• [Brief]:
Retype the whole listing verbatim and keep the pictures out of it.

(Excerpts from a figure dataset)
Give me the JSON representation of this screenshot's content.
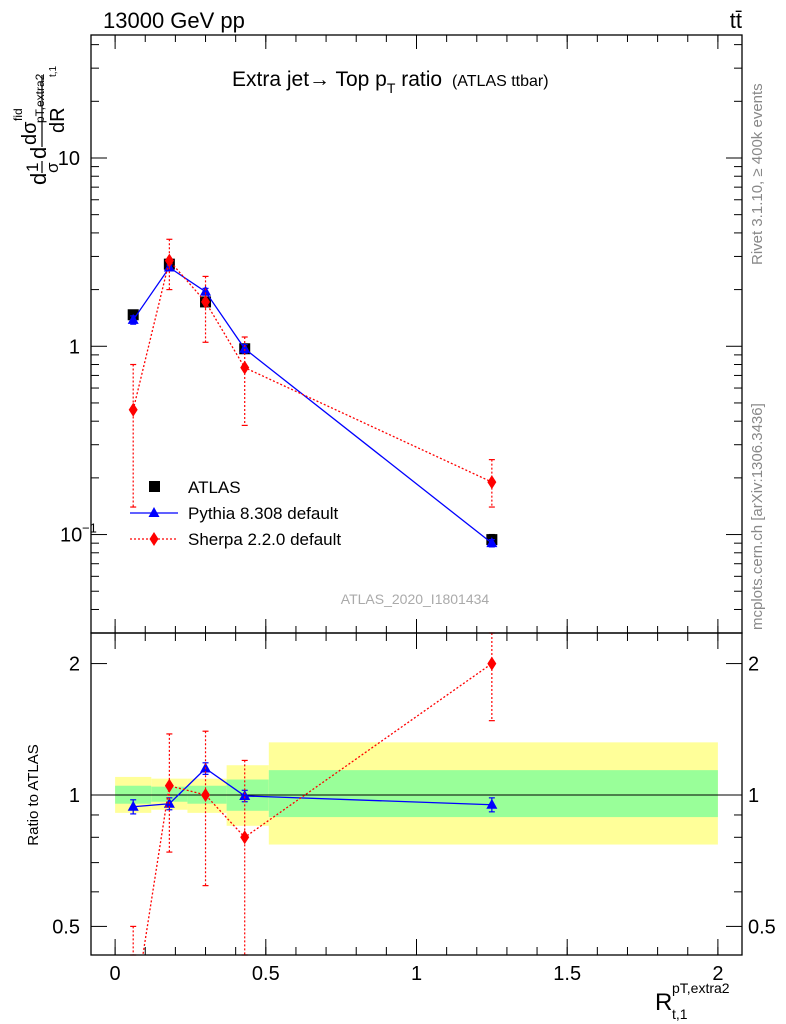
{
  "header": {
    "energy_label": "13000 GeV pp",
    "process_label": "tt̄"
  },
  "side_text": {
    "rivet": "Rivet 3.1.10, ≥ 400k events",
    "mcplots": "mcplots.cern.ch [arXiv:1306.3436]"
  },
  "chart_data": [
    {
      "type": "line",
      "title": "Extra jet→ Top pT ratio (ATLAS ttbar)",
      "title_parts": {
        "main": "Extra jet→ Top p",
        "sub": "T",
        "rest": " ratio",
        "small": "(ATLAS ttbar)"
      },
      "ylabel": "(1/σ) dσ^fid / dR_{t,1}^{pT,extra2}",
      "ylabel_parts": {
        "num": "d",
        "frac1": "1",
        "frac2": "σ",
        "d2": "d",
        "sigma": "dσ",
        "fid": "fid",
        "sub": "pT,extra2",
        "sub2": "t,1",
        "den": "dR"
      },
      "y_scale": "log",
      "ylim": [
        0.03,
        45
      ],
      "xlim": [
        -0.08,
        2.08
      ],
      "y_tick_labels": [
        {
          "value": 10,
          "label": "10"
        },
        {
          "value": 1,
          "label": "1"
        },
        {
          "value": 0.1,
          "label": "10",
          "sup": "−1"
        }
      ],
      "watermark": "ATLAS_2020_I1801434",
      "legend_position": "lower-left",
      "series": [
        {
          "name": "ATLAS",
          "color": "#000000",
          "marker": "square",
          "x": [
            0.06,
            0.18,
            0.3,
            0.43,
            1.25
          ],
          "y": [
            1.47,
            2.73,
            1.72,
            0.97,
            0.094
          ],
          "yerr": [
            0.05,
            0.07,
            0.06,
            0.04,
            0.006
          ]
        },
        {
          "name": "Pythia 8.308 default",
          "color": "#0000ff",
          "marker": "triangle",
          "line": "solid",
          "x": [
            0.06,
            0.18,
            0.3,
            0.43,
            1.25
          ],
          "y": [
            1.38,
            2.62,
            1.95,
            0.97,
            0.09
          ],
          "yerr": [
            0.07,
            0.08,
            0.08,
            0.05,
            0.004
          ]
        },
        {
          "name": "Sherpa 2.2.0 default",
          "color": "#ff0000",
          "marker": "diamond",
          "line": "dotted",
          "x": [
            0.06,
            0.18,
            0.3,
            0.43,
            1.25
          ],
          "y": [
            0.46,
            2.85,
            1.72,
            0.77,
            0.19
          ],
          "ylow": [
            0.14,
            2.0,
            1.05,
            0.38,
            0.14
          ],
          "yhigh": [
            0.8,
            3.7,
            2.35,
            1.12,
            0.25
          ]
        }
      ]
    },
    {
      "type": "line",
      "ylabel": "Ratio to ATLAS",
      "xlabel": "R_{t,1}^{pT,extra2}",
      "xlabel_parts": {
        "main": "R",
        "sup": "pT,extra2",
        "sub": "t,1"
      },
      "y_scale": "log",
      "ylim": [
        0.43,
        2.35
      ],
      "xlim": [
        -0.08,
        2.08
      ],
      "x_ticks": [
        0,
        0.5,
        1,
        1.5,
        2
      ],
      "x_tick_labels": [
        "0",
        "0.5",
        "1",
        "1.5",
        "2"
      ],
      "y_ticks": [
        0.5,
        1,
        2
      ],
      "y_tick_labels": [
        "0.5",
        "1",
        "2"
      ],
      "bins": [
        [
          0.0,
          0.12
        ],
        [
          0.12,
          0.24
        ],
        [
          0.24,
          0.37
        ],
        [
          0.37,
          0.51
        ],
        [
          0.51,
          2.0
        ]
      ],
      "band_inner": [
        [
          0.955,
          1.05
        ],
        [
          0.965,
          1.045
        ],
        [
          0.955,
          1.05
        ],
        [
          0.92,
          1.085
        ],
        [
          0.89,
          1.14
        ]
      ],
      "band_outer": [
        [
          0.91,
          1.1
        ],
        [
          0.925,
          1.09
        ],
        [
          0.91,
          1.09
        ],
        [
          0.85,
          1.17
        ],
        [
          0.77,
          1.32
        ]
      ],
      "band_inner_color": "#99ff99",
      "band_outer_color": "#ffff99",
      "series": [
        {
          "name": "Pythia 8.308 default",
          "color": "#0000ff",
          "marker": "triangle",
          "line": "solid",
          "x": [
            0.06,
            0.18,
            0.3,
            0.43,
            1.25
          ],
          "y": [
            0.94,
            0.955,
            1.15,
            0.995,
            0.95
          ],
          "yerr": [
            0.035,
            0.03,
            0.035,
            0.03,
            0.035
          ]
        },
        {
          "name": "Sherpa 2.2.0 default",
          "color": "#ff0000",
          "marker": "diamond",
          "line": "dotted",
          "x": [
            0.06,
            0.18,
            0.3,
            0.43,
            1.25
          ],
          "y": [
            0.31,
            1.05,
            1.0,
            0.8,
            2.0
          ],
          "ylow": [
            0.2,
            0.74,
            0.62,
            0.4,
            1.48
          ],
          "yhigh": [
            0.5,
            1.38,
            1.4,
            1.2,
            2.35
          ]
        }
      ]
    }
  ]
}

• [Answer to the problem]:
Give me the JSON representation of this screenshot's content.
{
  "header": {
    "energy_label": "13000 GeV pp",
    "process_label": "tt̄"
  },
  "side_text": {
    "rivet": "Rivet 3.1.10, ≥ 400k events",
    "mcplots": "mcplots.cern.ch [arXiv:1306.3436]"
  },
  "chart_data": [
    {
      "type": "line",
      "title": "Extra jet→ Top pT ratio (ATLAS ttbar)",
      "title_parts": {
        "main": "Extra jet→ Top p",
        "sub": "T",
        "rest": " ratio",
        "small": "(ATLAS ttbar)"
      },
      "ylabel": "(1/σ) dσ^fid / dR_{t,1}^{pT,extra2}",
      "ylabel_parts": {
        "num": "d",
        "frac1": "1",
        "frac2": "σ",
        "d2": "d",
        "sigma": "dσ",
        "fid": "fid",
        "sub": "pT,extra2",
        "sub2": "t,1",
        "den": "dR"
      },
      "y_scale": "log",
      "ylim": [
        0.03,
        45
      ],
      "xlim": [
        -0.08,
        2.08
      ],
      "y_tick_labels": [
        {
          "value": 10,
          "label": "10"
        },
        {
          "value": 1,
          "label": "1"
        },
        {
          "value": 0.1,
          "label": "10",
          "sup": "−1"
        }
      ],
      "watermark": "ATLAS_2020_I1801434",
      "legend_position": "lower-left",
      "series": [
        {
          "name": "ATLAS",
          "color": "#000000",
          "marker": "square",
          "x": [
            0.06,
            0.18,
            0.3,
            0.43,
            1.25
          ],
          "y": [
            1.47,
            2.73,
            1.72,
            0.97,
            0.094
          ],
          "yerr": [
            0.05,
            0.07,
            0.06,
            0.04,
            0.006
          ]
        },
        {
          "name": "Pythia 8.308 default",
          "color": "#0000ff",
          "marker": "triangle",
          "line": "solid",
          "x": [
            0.06,
            0.18,
            0.3,
            0.43,
            1.25
          ],
          "y": [
            1.38,
            2.62,
            1.95,
            0.97,
            0.09
          ],
          "yerr": [
            0.07,
            0.08,
            0.08,
            0.05,
            0.004
          ]
        },
        {
          "name": "Sherpa 2.2.0 default",
          "color": "#ff0000",
          "marker": "diamond",
          "line": "dotted",
          "x": [
            0.06,
            0.18,
            0.3,
            0.43,
            1.25
          ],
          "y": [
            0.46,
            2.85,
            1.72,
            0.77,
            0.19
          ],
          "ylow": [
            0.14,
            2.0,
            1.05,
            0.38,
            0.14
          ],
          "yhigh": [
            0.8,
            3.7,
            2.35,
            1.12,
            0.25
          ]
        }
      ]
    },
    {
      "type": "line",
      "ylabel": "Ratio to ATLAS",
      "xlabel": "R_{t,1}^{pT,extra2}",
      "xlabel_parts": {
        "main": "R",
        "sup": "pT,extra2",
        "sub": "t,1"
      },
      "y_scale": "log",
      "ylim": [
        0.43,
        2.35
      ],
      "xlim": [
        -0.08,
        2.08
      ],
      "x_ticks": [
        0,
        0.5,
        1,
        1.5,
        2
      ],
      "x_tick_labels": [
        "0",
        "0.5",
        "1",
        "1.5",
        "2"
      ],
      "y_ticks": [
        0.5,
        1,
        2
      ],
      "y_tick_labels": [
        "0.5",
        "1",
        "2"
      ],
      "bins": [
        [
          0.0,
          0.12
        ],
        [
          0.12,
          0.24
        ],
        [
          0.24,
          0.37
        ],
        [
          0.37,
          0.51
        ],
        [
          0.51,
          2.0
        ]
      ],
      "band_inner": [
        [
          0.955,
          1.05
        ],
        [
          0.965,
          1.045
        ],
        [
          0.955,
          1.05
        ],
        [
          0.92,
          1.085
        ],
        [
          0.89,
          1.14
        ]
      ],
      "band_outer": [
        [
          0.91,
          1.1
        ],
        [
          0.925,
          1.09
        ],
        [
          0.91,
          1.09
        ],
        [
          0.85,
          1.17
        ],
        [
          0.77,
          1.32
        ]
      ],
      "band_inner_color": "#99ff99",
      "band_outer_color": "#ffff99",
      "series": [
        {
          "name": "Pythia 8.308 default",
          "color": "#0000ff",
          "marker": "triangle",
          "line": "solid",
          "x": [
            0.06,
            0.18,
            0.3,
            0.43,
            1.25
          ],
          "y": [
            0.94,
            0.955,
            1.15,
            0.995,
            0.95
          ],
          "yerr": [
            0.035,
            0.03,
            0.035,
            0.03,
            0.035
          ]
        },
        {
          "name": "Sherpa 2.2.0 default",
          "color": "#ff0000",
          "marker": "diamond",
          "line": "dotted",
          "x": [
            0.06,
            0.18,
            0.3,
            0.43,
            1.25
          ],
          "y": [
            0.31,
            1.05,
            1.0,
            0.8,
            2.0
          ],
          "ylow": [
            0.2,
            0.74,
            0.62,
            0.4,
            1.48
          ],
          "yhigh": [
            0.5,
            1.38,
            1.4,
            1.2,
            2.35
          ]
        }
      ]
    }
  ]
}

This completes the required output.